» Written request
Pull out all lines from the listing below in which the word "icon" appears.

****************************************

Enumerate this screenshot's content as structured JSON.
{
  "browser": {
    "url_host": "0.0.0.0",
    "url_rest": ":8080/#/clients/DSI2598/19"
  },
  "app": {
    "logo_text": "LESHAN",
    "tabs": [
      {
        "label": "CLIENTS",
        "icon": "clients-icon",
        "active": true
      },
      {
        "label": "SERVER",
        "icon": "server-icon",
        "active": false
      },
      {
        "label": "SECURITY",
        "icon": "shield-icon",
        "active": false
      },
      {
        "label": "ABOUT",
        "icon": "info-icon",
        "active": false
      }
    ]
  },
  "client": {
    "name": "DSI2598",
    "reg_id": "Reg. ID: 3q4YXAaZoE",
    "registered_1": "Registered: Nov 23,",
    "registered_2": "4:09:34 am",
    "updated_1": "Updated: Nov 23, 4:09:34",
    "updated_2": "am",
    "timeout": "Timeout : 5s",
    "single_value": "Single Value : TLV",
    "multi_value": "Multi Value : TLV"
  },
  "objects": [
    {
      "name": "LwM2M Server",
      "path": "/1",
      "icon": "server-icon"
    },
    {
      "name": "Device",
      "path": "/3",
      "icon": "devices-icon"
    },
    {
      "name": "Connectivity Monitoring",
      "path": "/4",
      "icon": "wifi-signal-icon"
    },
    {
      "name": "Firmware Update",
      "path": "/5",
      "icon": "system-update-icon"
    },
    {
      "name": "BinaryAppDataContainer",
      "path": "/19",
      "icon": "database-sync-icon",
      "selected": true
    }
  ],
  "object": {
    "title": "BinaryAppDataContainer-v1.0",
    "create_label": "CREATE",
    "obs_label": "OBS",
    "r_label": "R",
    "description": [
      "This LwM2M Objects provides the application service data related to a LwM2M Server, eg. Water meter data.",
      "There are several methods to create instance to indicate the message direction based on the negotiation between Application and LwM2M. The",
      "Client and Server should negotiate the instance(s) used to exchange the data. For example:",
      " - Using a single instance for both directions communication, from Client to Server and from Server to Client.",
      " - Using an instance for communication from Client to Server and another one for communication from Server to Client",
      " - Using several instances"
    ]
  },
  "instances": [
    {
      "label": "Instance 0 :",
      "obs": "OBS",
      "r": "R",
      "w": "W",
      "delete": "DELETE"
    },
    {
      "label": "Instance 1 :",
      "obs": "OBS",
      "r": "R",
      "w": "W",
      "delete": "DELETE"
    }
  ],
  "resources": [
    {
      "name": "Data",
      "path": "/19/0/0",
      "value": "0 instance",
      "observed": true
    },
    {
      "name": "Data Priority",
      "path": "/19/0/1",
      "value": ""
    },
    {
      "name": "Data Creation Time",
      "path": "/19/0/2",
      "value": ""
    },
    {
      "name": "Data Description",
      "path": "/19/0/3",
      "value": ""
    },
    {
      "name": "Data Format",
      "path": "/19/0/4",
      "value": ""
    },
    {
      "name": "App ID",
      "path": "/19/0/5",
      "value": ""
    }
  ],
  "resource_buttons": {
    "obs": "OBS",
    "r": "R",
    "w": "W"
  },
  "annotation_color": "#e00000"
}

****************************************

» Response
        "icon": "clients-icon",
        "icon": "server-icon",
        "icon": "shield-icon",
        "icon": "info-icon",
      "icon": "server-icon"
      "icon": "devices-icon"
      "icon": "wifi-signal-icon"
      "icon": "system-update-icon"
      "icon": "database-sync-icon",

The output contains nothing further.